## Records for this task
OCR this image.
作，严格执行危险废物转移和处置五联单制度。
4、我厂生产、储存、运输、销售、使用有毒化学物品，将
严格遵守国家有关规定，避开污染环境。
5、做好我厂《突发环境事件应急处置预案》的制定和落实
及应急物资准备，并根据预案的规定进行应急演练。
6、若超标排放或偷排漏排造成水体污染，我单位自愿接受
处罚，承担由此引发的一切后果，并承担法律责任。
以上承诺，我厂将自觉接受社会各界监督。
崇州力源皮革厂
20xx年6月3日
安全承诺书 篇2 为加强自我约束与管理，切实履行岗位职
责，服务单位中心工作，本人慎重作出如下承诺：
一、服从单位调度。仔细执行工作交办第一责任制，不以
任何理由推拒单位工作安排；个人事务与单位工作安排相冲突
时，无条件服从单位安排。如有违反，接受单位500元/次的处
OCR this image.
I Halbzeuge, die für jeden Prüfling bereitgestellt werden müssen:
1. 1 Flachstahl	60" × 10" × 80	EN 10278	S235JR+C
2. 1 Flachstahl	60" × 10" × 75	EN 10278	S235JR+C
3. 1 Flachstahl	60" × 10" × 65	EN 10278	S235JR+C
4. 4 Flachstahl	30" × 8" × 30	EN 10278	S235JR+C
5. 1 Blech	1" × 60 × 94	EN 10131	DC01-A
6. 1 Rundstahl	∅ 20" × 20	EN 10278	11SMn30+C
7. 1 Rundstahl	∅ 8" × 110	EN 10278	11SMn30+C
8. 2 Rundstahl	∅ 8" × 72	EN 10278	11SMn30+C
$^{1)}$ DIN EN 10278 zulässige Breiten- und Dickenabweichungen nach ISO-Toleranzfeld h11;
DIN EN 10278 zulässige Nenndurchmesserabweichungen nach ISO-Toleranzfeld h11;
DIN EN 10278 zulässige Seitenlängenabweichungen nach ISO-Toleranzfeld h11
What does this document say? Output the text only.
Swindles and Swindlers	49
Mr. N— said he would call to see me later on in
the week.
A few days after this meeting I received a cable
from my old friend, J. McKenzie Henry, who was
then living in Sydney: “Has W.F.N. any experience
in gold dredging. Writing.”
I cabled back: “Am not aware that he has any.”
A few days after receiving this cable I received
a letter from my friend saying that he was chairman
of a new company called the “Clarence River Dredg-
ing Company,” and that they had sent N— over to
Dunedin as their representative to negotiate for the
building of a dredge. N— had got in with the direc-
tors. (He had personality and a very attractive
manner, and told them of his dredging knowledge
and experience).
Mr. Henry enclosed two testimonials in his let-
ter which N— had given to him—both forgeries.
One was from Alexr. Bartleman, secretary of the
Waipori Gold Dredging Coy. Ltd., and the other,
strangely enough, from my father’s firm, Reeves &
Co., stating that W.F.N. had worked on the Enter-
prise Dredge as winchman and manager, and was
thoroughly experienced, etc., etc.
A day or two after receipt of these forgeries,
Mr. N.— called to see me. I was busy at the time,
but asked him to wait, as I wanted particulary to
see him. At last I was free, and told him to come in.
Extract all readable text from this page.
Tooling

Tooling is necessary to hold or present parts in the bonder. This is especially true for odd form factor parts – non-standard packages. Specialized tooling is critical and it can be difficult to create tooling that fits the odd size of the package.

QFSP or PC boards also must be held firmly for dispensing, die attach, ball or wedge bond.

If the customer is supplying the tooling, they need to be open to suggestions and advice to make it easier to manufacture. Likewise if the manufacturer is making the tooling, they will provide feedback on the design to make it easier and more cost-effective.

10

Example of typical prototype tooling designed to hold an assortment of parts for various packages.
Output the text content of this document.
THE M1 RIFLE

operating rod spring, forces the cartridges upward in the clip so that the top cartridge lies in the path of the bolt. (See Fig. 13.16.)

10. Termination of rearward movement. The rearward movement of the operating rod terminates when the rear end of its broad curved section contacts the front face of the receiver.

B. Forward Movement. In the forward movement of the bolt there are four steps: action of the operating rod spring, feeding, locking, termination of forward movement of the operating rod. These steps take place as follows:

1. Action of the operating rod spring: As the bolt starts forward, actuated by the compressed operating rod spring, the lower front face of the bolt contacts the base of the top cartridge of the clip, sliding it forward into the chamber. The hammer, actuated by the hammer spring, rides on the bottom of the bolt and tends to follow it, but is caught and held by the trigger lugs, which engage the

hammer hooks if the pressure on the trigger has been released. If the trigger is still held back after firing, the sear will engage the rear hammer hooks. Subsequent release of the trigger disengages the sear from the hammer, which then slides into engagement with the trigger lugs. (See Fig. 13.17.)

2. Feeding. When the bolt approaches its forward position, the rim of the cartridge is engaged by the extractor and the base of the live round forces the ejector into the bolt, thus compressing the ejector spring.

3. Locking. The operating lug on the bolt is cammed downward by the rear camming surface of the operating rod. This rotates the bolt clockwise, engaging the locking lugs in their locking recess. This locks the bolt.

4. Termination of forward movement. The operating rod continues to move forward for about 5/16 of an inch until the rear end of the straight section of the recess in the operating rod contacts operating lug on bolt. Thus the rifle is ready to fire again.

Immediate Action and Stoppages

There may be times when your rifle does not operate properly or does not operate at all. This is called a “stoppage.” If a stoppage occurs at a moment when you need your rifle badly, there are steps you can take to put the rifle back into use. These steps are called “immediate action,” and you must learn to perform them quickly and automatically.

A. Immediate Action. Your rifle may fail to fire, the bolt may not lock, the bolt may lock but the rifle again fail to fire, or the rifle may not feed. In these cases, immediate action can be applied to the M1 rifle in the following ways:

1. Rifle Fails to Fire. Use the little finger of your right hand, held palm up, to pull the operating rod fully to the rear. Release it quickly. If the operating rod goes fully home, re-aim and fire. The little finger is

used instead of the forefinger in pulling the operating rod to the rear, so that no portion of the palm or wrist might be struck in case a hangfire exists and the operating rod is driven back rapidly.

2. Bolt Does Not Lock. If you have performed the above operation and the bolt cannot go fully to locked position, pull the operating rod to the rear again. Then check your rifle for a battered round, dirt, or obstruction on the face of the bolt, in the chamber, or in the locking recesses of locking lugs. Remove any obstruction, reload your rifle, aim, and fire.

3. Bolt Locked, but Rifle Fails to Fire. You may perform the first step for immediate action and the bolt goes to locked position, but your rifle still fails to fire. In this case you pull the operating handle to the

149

## Short exercise
Extract each line from the listing that holds the word "into".

## In response
1. Action of the operating rod spring: As the bolt starts forward, actuated by the compressed operating rod spring, the lower front face of the bolt contacts the base of the top cartridge of the clip, sliding it forward into the chamber. The hammer, actuated by the hammer spring, rides on the bottom of the bolt and tends to follow it, but is caught and held by the trigger lugs, which engage the
hammer hooks if the pressure on the trigger has been released. If the trigger is still held back after firing, the sear will engage the rear hammer hooks. Subsequent release of the trigger disengages the sear from the hammer, which then slides into engagement with the trigger lugs. (See Fig. 13.17.)
2. Feeding. When the bolt approaches its forward position, the rim of the cartridge is engaged by the extractor and the base of the live round forces the ejector into the bolt, thus compressing the ejector spring.
There may be times when your rifle does not operate properly or does not operate at all. This is called a “stoppage.” If a stoppage occurs at a moment when you need your rifle badly, there are steps you can take to put the rifle back into use. These steps are called “immediate action,” and you must learn to perform them quickly and automatically.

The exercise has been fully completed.